*TASK GOAL*
Count every line below that contains "Organ", then state the total with no other output.

········

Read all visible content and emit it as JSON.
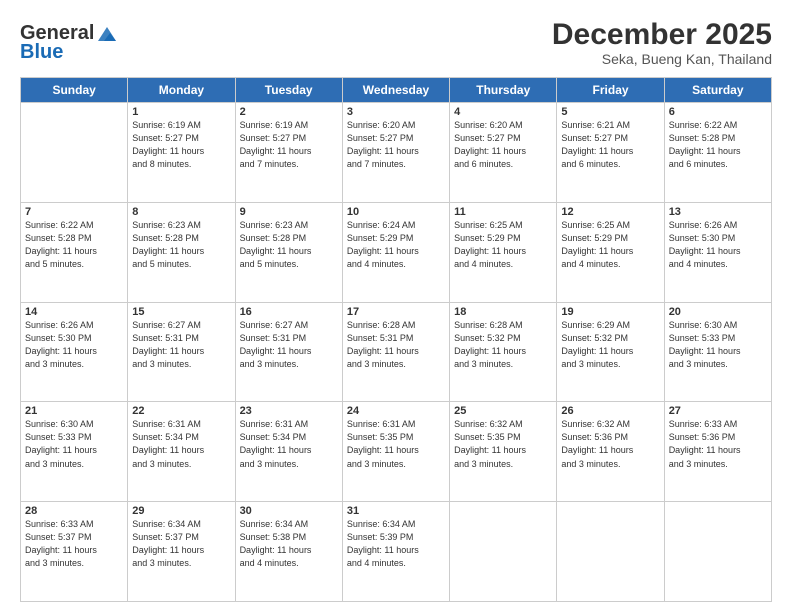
{
  "header": {
    "logo_line1": "General",
    "logo_line2": "Blue",
    "month": "December 2025",
    "location": "Seka, Bueng Kan, Thailand"
  },
  "days_of_week": [
    "Sunday",
    "Monday",
    "Tuesday",
    "Wednesday",
    "Thursday",
    "Friday",
    "Saturday"
  ],
  "weeks": [
    [
      {
        "day": "",
        "info": ""
      },
      {
        "day": "1",
        "info": "Sunrise: 6:19 AM\nSunset: 5:27 PM\nDaylight: 11 hours\nand 8 minutes."
      },
      {
        "day": "2",
        "info": "Sunrise: 6:19 AM\nSunset: 5:27 PM\nDaylight: 11 hours\nand 7 minutes."
      },
      {
        "day": "3",
        "info": "Sunrise: 6:20 AM\nSunset: 5:27 PM\nDaylight: 11 hours\nand 7 minutes."
      },
      {
        "day": "4",
        "info": "Sunrise: 6:20 AM\nSunset: 5:27 PM\nDaylight: 11 hours\nand 6 minutes."
      },
      {
        "day": "5",
        "info": "Sunrise: 6:21 AM\nSunset: 5:27 PM\nDaylight: 11 hours\nand 6 minutes."
      },
      {
        "day": "6",
        "info": "Sunrise: 6:22 AM\nSunset: 5:28 PM\nDaylight: 11 hours\nand 6 minutes."
      }
    ],
    [
      {
        "day": "7",
        "info": "Sunrise: 6:22 AM\nSunset: 5:28 PM\nDaylight: 11 hours\nand 5 minutes."
      },
      {
        "day": "8",
        "info": "Sunrise: 6:23 AM\nSunset: 5:28 PM\nDaylight: 11 hours\nand 5 minutes."
      },
      {
        "day": "9",
        "info": "Sunrise: 6:23 AM\nSunset: 5:28 PM\nDaylight: 11 hours\nand 5 minutes."
      },
      {
        "day": "10",
        "info": "Sunrise: 6:24 AM\nSunset: 5:29 PM\nDaylight: 11 hours\nand 4 minutes."
      },
      {
        "day": "11",
        "info": "Sunrise: 6:25 AM\nSunset: 5:29 PM\nDaylight: 11 hours\nand 4 minutes."
      },
      {
        "day": "12",
        "info": "Sunrise: 6:25 AM\nSunset: 5:29 PM\nDaylight: 11 hours\nand 4 minutes."
      },
      {
        "day": "13",
        "info": "Sunrise: 6:26 AM\nSunset: 5:30 PM\nDaylight: 11 hours\nand 4 minutes."
      }
    ],
    [
      {
        "day": "14",
        "info": "Sunrise: 6:26 AM\nSunset: 5:30 PM\nDaylight: 11 hours\nand 3 minutes."
      },
      {
        "day": "15",
        "info": "Sunrise: 6:27 AM\nSunset: 5:31 PM\nDaylight: 11 hours\nand 3 minutes."
      },
      {
        "day": "16",
        "info": "Sunrise: 6:27 AM\nSunset: 5:31 PM\nDaylight: 11 hours\nand 3 minutes."
      },
      {
        "day": "17",
        "info": "Sunrise: 6:28 AM\nSunset: 5:31 PM\nDaylight: 11 hours\nand 3 minutes."
      },
      {
        "day": "18",
        "info": "Sunrise: 6:28 AM\nSunset: 5:32 PM\nDaylight: 11 hours\nand 3 minutes."
      },
      {
        "day": "19",
        "info": "Sunrise: 6:29 AM\nSunset: 5:32 PM\nDaylight: 11 hours\nand 3 minutes."
      },
      {
        "day": "20",
        "info": "Sunrise: 6:30 AM\nSunset: 5:33 PM\nDaylight: 11 hours\nand 3 minutes."
      }
    ],
    [
      {
        "day": "21",
        "info": "Sunrise: 6:30 AM\nSunset: 5:33 PM\nDaylight: 11 hours\nand 3 minutes."
      },
      {
        "day": "22",
        "info": "Sunrise: 6:31 AM\nSunset: 5:34 PM\nDaylight: 11 hours\nand 3 minutes."
      },
      {
        "day": "23",
        "info": "Sunrise: 6:31 AM\nSunset: 5:34 PM\nDaylight: 11 hours\nand 3 minutes."
      },
      {
        "day": "24",
        "info": "Sunrise: 6:31 AM\nSunset: 5:35 PM\nDaylight: 11 hours\nand 3 minutes."
      },
      {
        "day": "25",
        "info": "Sunrise: 6:32 AM\nSunset: 5:35 PM\nDaylight: 11 hours\nand 3 minutes."
      },
      {
        "day": "26",
        "info": "Sunrise: 6:32 AM\nSunset: 5:36 PM\nDaylight: 11 hours\nand 3 minutes."
      },
      {
        "day": "27",
        "info": "Sunrise: 6:33 AM\nSunset: 5:36 PM\nDaylight: 11 hours\nand 3 minutes."
      }
    ],
    [
      {
        "day": "28",
        "info": "Sunrise: 6:33 AM\nSunset: 5:37 PM\nDaylight: 11 hours\nand 3 minutes."
      },
      {
        "day": "29",
        "info": "Sunrise: 6:34 AM\nSunset: 5:37 PM\nDaylight: 11 hours\nand 3 minutes."
      },
      {
        "day": "30",
        "info": "Sunrise: 6:34 AM\nSunset: 5:38 PM\nDaylight: 11 hours\nand 4 minutes."
      },
      {
        "day": "31",
        "info": "Sunrise: 6:34 AM\nSunset: 5:39 PM\nDaylight: 11 hours\nand 4 minutes."
      },
      {
        "day": "",
        "info": ""
      },
      {
        "day": "",
        "info": ""
      },
      {
        "day": "",
        "info": ""
      }
    ]
  ]
}
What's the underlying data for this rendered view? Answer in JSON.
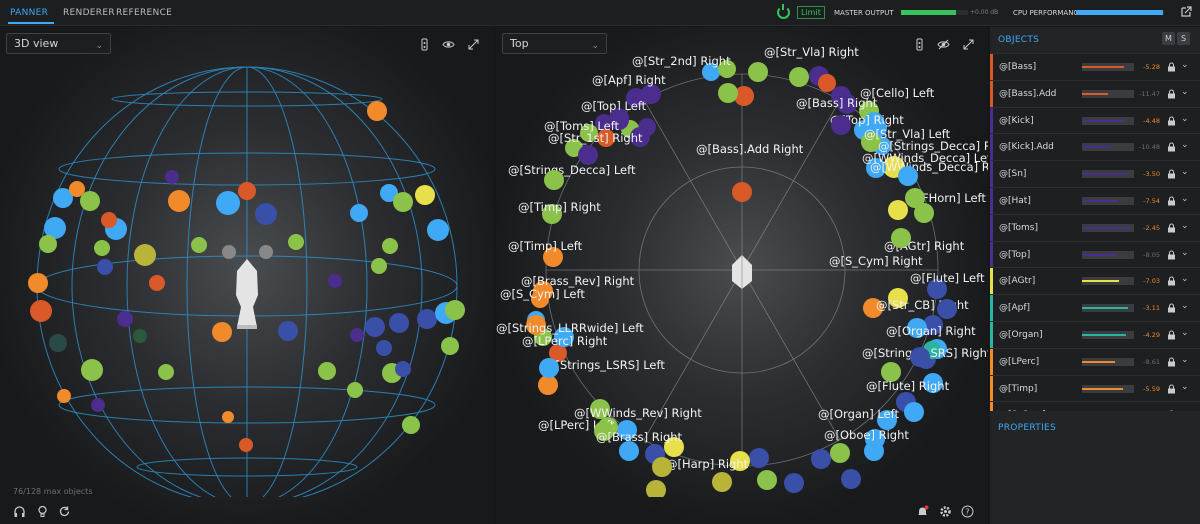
{
  "topbar": {
    "tabs": [
      {
        "label": "PANNER",
        "active": true
      },
      {
        "label": "RENDERER",
        "active": false
      },
      {
        "label": "REFERENCE",
        "active": false
      }
    ],
    "limit_label": "Limit",
    "master_output_label": "MASTER OUTPUT",
    "master_output_value": "+0.00 dB",
    "master_output_level": 0.82,
    "cpu_label": "CPU PERFORMANCE",
    "cpu_level": 0.99,
    "accent_color": "#3fa9f5"
  },
  "view_left": {
    "select_value": "3D view",
    "object_count": "76/128 max objects"
  },
  "view_right": {
    "select_value": "Top",
    "spheres": [
      {
        "label": "@[Bass].Add Right",
        "color": "#d95a28"
      },
      {
        "label": "@[Strings_Decca] Left",
        "color": "#8bc34a"
      },
      {
        "label": "@[Timp] Right",
        "color": "#f08a2a"
      },
      {
        "label": "@[Timp] Left",
        "color": "#f08a2a"
      },
      {
        "label": "@[Brass_Rev] Right",
        "color": "#f08a2a"
      },
      {
        "label": "@[S_Cym] Left",
        "color": "#3fa9f5"
      },
      {
        "label": "@[LPerc] Right",
        "color": "#f08a2a"
      },
      {
        "label": "@[Strings_LSRS] Left",
        "color": "#8bc34a"
      },
      {
        "label": "@[AGtr] Right",
        "color": "#e8e04a"
      },
      {
        "label": "@[S_Cym] Right",
        "color": "#f08a2a"
      },
      {
        "label": "@[FHorn] Left",
        "color": "#8bc34a"
      },
      {
        "label": "@[Str_CB] Right",
        "color": "#3fa9f5"
      },
      {
        "label": "@[Strings_LLRRwide] Left",
        "color": "#3fa9f5"
      },
      {
        "label": "@[Strings_LSRS] Right",
        "color": "#8bc34a"
      },
      {
        "label": "@[Flute] Right",
        "color": "#3fa9f5"
      },
      {
        "label": "@[Organ] Left",
        "color": "#3fa9f5"
      },
      {
        "label": "@[Oboe] Right",
        "color": "#3a4fa8"
      },
      {
        "label": "@[LPerc] Left",
        "color": "#3fa9f5"
      },
      {
        "label": "@[Harp] Right",
        "color": "#b8b43a"
      },
      {
        "label": "@[WWinds_Rev] Right",
        "color": "#8bc34a"
      },
      {
        "label": "@[Brass] Right",
        "color": "#b8b43a"
      },
      {
        "label": "@[Str_Vla] Right",
        "color": "#3fa9f5"
      },
      {
        "label": "@[Top] Right",
        "color": "#3fa9f5"
      },
      {
        "label": "@[Cello] Left",
        "color": "#8bc34a"
      },
      {
        "label": "@[Top] Left",
        "color": "#4a2d8c"
      },
      {
        "label": "@[Str_2nd] Right",
        "color": "#8bc34a"
      },
      {
        "label": "@[Str_1st] Right",
        "color": "#8bc34a"
      },
      {
        "label": "@[WWinds_Decca] Left",
        "color": "#e8e04a"
      },
      {
        "label": "@[WWinds_Decca] Right",
        "color": "#8bc34a"
      },
      {
        "label": "@[Str_Vla] Left",
        "color": "#3fa9f5"
      },
      {
        "label": "@[Strings_Decca] Right",
        "color": "#8bc34a"
      },
      {
        "label": "@[Apf] Right",
        "color": "#4a2d8c"
      },
      {
        "label": "@[Toms] Left",
        "color": "#4a2d8c"
      },
      {
        "label": "@[Bass] Right",
        "color": "#4a2d8c"
      },
      {
        "label": "@[Flute] Left",
        "color": "#3a4fa8"
      },
      {
        "label": "@[Organ] Right",
        "color": "#3a4fa8"
      }
    ]
  },
  "panel": {
    "objects_title": "OBJECTS",
    "m_label": "M",
    "s_label": "S",
    "properties_title": "PROPERTIES",
    "objects": [
      {
        "name": "@[Bass]",
        "value": "-5.28",
        "color": "#d95a28",
        "level": 0.8,
        "active": true
      },
      {
        "name": "@[Bass].Add",
        "value": "-11.47",
        "color": "#d95a28",
        "level": 0.5,
        "active": false
      },
      {
        "name": "@[Kick]",
        "value": "-4.48",
        "color": "#4a2d8c",
        "level": 0.83,
        "active": true
      },
      {
        "name": "@[Kick].Add",
        "value": "-10.48",
        "color": "#4a2d8c",
        "level": 0.55,
        "active": false
      },
      {
        "name": "@[Sn]",
        "value": "-3.50",
        "color": "#4a2d8c",
        "level": 0.87,
        "active": true
      },
      {
        "name": "@[Hat]",
        "value": "-7.54",
        "color": "#4a2d8c",
        "level": 0.7,
        "active": true
      },
      {
        "name": "@[Toms]",
        "value": "-2.45",
        "color": "#4a2d8c",
        "level": 0.92,
        "active": true
      },
      {
        "name": "@[Top]",
        "value": "-8.05",
        "color": "#4a2d8c",
        "level": 0.66,
        "active": false
      },
      {
        "name": "@[AGtr]",
        "value": "-7.03",
        "color": "#e8e04a",
        "level": 0.72,
        "active": true
      },
      {
        "name": "@[Apf]",
        "value": "-3.11",
        "color": "#2bb5a0",
        "level": 0.88,
        "active": true
      },
      {
        "name": "@[Organ]",
        "value": "-4.29",
        "color": "#2bb5a0",
        "level": 0.84,
        "active": true
      },
      {
        "name": "@[LPerc]",
        "value": "-8.61",
        "color": "#f08a2a",
        "level": 0.64,
        "active": false
      },
      {
        "name": "@[Timp]",
        "value": "-5.59",
        "color": "#f08a2a",
        "level": 0.78,
        "active": true
      },
      {
        "name": "@[S_Cym]",
        "value": "",
        "color": "#f08a2a",
        "level": 0.6,
        "active": false
      }
    ]
  }
}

········

*EXERCISE RESULT*
3